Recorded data
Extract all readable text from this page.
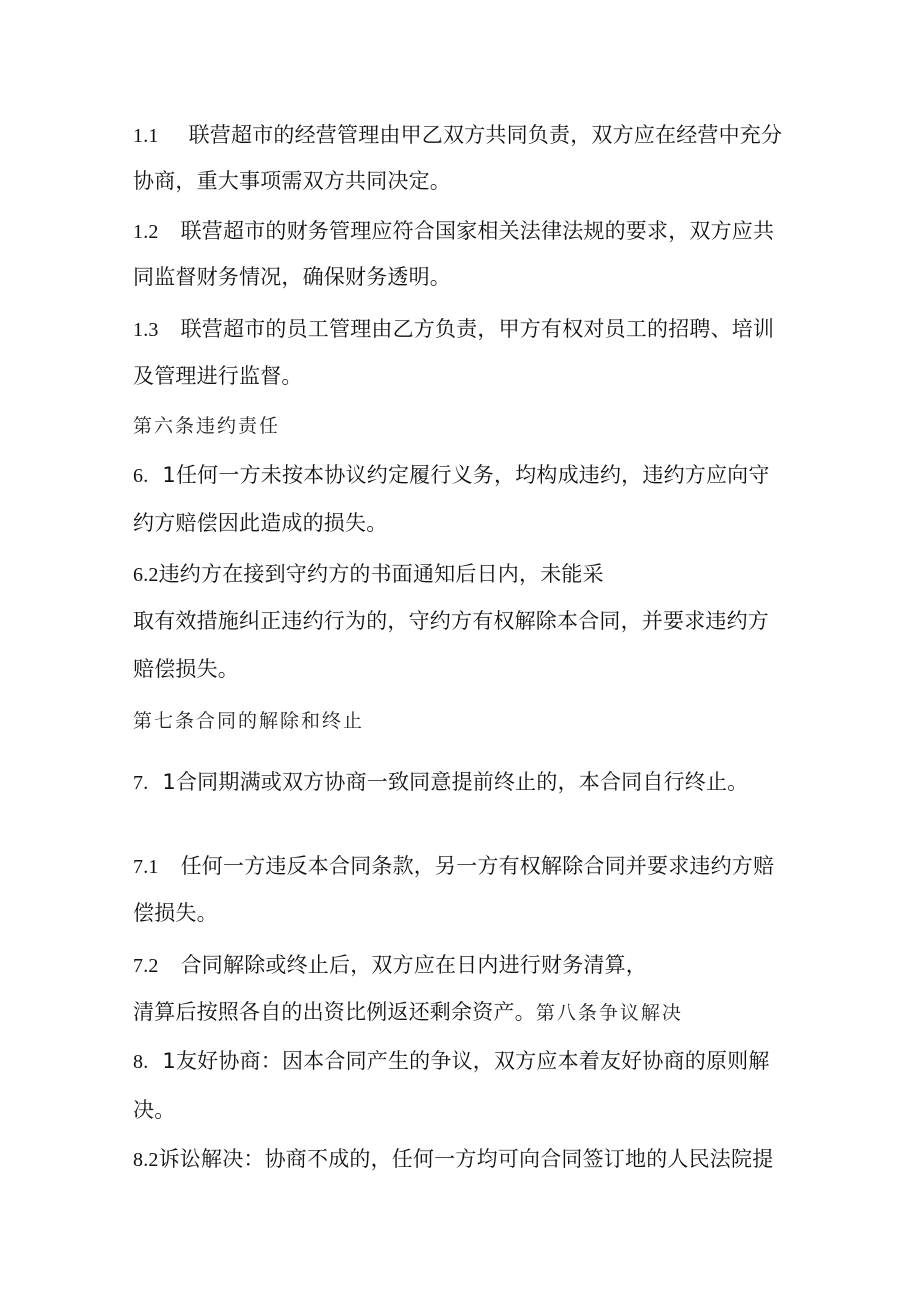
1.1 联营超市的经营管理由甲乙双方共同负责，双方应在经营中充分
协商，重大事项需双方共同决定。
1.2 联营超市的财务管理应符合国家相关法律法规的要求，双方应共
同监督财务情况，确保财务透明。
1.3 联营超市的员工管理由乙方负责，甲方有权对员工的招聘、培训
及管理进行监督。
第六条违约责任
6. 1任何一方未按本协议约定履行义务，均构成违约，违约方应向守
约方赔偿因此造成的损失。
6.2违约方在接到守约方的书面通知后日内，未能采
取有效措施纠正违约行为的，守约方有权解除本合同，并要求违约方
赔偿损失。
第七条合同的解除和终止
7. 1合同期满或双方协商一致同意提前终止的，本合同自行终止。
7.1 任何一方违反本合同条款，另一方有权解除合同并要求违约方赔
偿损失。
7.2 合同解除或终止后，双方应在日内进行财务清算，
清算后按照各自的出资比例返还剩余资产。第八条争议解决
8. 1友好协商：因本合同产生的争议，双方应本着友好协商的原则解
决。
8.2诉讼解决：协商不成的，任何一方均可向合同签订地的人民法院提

* * *

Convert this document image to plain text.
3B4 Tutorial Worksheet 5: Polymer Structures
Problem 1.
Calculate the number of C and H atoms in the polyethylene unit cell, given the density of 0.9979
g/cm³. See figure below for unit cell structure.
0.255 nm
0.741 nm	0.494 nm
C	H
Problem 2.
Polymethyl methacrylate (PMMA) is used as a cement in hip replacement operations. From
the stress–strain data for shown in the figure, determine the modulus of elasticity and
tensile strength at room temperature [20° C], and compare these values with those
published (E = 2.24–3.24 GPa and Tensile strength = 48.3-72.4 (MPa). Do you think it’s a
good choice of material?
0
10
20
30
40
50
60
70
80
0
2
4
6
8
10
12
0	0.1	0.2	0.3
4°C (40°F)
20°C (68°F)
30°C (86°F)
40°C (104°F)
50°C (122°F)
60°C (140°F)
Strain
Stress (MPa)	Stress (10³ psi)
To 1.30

- **Given task**
Where a line above contains the word "this", copy that line.

- **Output below**
Extract all readable text from this page.
Convert this document image to plain text.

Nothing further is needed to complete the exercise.